§ Given exercise:
Tally the lines that contain the string "NAAB" and give the number by itself.

# START OF Provided records

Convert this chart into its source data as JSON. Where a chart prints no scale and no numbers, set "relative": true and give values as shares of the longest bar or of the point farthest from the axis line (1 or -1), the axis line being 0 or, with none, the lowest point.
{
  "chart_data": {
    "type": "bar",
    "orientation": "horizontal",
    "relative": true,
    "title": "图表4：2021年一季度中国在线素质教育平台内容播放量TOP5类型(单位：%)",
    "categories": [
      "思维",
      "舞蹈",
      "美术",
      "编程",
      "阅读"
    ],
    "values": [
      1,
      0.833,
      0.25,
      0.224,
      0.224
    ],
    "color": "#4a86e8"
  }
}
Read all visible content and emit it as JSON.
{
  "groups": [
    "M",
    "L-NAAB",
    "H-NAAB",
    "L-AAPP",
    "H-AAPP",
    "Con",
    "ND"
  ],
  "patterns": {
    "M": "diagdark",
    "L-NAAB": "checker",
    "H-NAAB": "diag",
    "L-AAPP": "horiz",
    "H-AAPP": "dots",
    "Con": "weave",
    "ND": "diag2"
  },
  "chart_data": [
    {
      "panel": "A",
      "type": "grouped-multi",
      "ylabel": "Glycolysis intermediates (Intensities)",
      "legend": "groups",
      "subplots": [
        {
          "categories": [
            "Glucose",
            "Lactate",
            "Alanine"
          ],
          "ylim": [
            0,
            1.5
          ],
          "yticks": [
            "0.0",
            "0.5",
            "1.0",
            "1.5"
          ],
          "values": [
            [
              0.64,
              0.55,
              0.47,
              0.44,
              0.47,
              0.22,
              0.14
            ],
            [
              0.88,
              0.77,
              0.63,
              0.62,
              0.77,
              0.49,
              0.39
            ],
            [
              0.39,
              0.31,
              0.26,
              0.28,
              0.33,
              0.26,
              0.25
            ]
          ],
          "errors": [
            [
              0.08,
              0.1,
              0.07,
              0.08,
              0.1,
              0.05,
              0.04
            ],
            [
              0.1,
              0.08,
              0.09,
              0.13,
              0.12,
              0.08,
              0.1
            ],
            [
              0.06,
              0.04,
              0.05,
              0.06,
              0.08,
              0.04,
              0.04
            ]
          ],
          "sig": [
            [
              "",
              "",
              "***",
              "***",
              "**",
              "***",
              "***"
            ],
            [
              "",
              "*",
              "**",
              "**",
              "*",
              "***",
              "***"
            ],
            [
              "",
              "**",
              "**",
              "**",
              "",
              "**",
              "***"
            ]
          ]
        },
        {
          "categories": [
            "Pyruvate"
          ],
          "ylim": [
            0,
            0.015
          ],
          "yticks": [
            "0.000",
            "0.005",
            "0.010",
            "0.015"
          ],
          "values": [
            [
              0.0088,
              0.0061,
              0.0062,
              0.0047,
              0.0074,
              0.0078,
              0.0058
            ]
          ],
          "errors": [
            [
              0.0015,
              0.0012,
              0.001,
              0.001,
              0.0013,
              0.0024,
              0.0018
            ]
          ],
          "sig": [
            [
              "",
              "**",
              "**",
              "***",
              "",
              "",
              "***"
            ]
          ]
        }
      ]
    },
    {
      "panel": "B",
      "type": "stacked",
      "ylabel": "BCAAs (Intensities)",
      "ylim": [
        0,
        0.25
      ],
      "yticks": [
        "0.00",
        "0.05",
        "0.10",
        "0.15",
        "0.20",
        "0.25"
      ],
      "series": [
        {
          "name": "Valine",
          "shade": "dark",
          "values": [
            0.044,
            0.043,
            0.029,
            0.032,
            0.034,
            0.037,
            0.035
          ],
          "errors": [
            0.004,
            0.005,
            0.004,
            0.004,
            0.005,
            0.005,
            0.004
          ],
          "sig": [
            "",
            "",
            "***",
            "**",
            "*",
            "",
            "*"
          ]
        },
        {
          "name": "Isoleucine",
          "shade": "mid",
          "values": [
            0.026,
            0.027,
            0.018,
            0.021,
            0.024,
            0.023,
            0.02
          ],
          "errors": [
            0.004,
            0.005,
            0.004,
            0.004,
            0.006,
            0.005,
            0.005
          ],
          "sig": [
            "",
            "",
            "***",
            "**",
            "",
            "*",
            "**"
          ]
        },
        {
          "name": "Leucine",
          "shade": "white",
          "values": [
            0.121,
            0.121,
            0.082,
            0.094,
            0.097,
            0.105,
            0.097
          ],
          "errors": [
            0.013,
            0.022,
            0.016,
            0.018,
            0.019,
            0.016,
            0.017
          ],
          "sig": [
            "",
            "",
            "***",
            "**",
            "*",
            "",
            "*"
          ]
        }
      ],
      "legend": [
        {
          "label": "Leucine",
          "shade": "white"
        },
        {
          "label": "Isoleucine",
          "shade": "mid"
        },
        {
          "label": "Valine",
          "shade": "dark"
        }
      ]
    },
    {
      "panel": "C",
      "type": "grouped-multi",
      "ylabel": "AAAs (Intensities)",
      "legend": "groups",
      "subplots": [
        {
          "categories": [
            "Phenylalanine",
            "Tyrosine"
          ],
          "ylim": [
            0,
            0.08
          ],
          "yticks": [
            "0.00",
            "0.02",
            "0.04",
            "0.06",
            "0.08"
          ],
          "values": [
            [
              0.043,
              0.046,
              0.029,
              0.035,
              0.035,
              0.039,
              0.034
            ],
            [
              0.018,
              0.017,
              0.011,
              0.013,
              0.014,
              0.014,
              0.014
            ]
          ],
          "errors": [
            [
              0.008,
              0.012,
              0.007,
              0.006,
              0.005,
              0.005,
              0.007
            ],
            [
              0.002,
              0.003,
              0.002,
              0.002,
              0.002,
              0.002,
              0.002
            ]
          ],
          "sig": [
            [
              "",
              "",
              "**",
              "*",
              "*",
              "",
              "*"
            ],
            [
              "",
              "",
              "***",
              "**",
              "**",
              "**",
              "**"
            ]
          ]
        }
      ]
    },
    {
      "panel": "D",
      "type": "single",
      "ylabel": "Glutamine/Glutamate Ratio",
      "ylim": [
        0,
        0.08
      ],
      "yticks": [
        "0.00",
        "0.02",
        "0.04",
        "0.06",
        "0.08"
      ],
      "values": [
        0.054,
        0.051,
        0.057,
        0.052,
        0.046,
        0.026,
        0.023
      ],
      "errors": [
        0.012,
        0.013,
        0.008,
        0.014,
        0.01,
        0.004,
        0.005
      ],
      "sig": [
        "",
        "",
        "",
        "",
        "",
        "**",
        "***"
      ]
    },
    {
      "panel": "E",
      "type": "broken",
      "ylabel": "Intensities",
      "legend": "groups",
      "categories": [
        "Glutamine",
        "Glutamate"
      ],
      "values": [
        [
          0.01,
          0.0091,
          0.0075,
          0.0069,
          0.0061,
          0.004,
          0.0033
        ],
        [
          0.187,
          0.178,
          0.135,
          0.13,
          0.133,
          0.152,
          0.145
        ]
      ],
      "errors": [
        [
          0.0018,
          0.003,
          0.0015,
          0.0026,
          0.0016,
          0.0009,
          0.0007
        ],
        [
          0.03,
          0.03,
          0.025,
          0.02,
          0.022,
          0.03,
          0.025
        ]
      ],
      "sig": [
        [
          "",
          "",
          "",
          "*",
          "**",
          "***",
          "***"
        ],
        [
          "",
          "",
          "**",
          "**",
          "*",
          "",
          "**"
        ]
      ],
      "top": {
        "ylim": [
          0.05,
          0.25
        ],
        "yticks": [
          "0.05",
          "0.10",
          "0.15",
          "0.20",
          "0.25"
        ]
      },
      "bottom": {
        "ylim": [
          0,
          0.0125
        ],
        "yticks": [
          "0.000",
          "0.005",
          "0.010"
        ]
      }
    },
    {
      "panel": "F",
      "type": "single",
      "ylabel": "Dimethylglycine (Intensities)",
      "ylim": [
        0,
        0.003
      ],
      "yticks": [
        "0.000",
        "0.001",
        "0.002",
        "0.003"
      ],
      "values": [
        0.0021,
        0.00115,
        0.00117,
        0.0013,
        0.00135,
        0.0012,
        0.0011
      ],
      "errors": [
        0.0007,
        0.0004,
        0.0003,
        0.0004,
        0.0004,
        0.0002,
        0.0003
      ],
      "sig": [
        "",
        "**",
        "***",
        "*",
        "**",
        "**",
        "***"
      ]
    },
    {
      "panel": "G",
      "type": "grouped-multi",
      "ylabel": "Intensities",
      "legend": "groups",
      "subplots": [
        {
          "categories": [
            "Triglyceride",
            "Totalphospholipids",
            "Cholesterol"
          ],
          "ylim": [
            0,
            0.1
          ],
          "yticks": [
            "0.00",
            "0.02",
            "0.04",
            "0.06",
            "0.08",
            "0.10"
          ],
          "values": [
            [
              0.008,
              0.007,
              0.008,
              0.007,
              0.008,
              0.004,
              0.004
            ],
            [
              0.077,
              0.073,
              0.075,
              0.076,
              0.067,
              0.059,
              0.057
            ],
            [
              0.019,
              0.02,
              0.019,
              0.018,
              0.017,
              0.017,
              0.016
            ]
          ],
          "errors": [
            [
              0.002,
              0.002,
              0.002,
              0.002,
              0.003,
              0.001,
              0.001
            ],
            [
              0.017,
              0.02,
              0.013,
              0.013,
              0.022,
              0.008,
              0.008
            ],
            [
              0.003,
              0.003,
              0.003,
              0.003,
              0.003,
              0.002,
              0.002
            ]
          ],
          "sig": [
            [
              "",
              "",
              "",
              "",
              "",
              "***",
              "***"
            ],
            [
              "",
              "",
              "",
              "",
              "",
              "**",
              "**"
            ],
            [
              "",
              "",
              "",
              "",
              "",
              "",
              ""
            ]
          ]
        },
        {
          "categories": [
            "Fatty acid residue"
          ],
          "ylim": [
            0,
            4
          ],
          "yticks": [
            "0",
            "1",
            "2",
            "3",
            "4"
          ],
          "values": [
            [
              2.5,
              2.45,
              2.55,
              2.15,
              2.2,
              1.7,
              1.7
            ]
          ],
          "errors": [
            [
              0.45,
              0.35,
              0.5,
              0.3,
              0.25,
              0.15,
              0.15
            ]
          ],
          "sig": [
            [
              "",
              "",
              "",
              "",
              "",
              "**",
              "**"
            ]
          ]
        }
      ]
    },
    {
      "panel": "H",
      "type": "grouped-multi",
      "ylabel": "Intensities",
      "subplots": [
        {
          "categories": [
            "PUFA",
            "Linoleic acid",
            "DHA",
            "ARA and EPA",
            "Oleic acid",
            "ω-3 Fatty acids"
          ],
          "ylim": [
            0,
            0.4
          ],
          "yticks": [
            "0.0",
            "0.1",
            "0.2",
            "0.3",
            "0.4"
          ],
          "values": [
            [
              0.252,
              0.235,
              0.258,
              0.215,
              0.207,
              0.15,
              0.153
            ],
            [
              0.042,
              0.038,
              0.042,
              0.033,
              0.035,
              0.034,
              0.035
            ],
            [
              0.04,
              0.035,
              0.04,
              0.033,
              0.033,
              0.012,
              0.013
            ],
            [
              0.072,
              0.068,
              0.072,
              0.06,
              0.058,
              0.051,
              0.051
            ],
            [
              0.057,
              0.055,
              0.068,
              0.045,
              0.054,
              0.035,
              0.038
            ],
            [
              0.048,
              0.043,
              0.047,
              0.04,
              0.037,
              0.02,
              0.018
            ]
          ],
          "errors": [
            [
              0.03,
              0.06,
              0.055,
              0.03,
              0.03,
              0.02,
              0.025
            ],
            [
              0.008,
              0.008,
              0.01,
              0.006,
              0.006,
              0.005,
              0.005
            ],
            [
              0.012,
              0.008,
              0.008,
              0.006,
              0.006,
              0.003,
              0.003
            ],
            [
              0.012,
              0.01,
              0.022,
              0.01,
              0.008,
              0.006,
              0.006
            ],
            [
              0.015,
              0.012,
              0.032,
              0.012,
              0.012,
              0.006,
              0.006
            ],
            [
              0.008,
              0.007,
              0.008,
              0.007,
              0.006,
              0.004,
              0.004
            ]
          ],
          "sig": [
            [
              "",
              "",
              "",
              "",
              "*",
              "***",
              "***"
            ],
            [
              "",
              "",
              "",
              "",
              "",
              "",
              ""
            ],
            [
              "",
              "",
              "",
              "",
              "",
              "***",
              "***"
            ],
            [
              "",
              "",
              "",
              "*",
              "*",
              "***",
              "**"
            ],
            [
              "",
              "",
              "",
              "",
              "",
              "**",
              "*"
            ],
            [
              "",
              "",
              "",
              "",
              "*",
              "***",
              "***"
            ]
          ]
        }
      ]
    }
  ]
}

# END OF Provided records

§ Answer to this problem:
4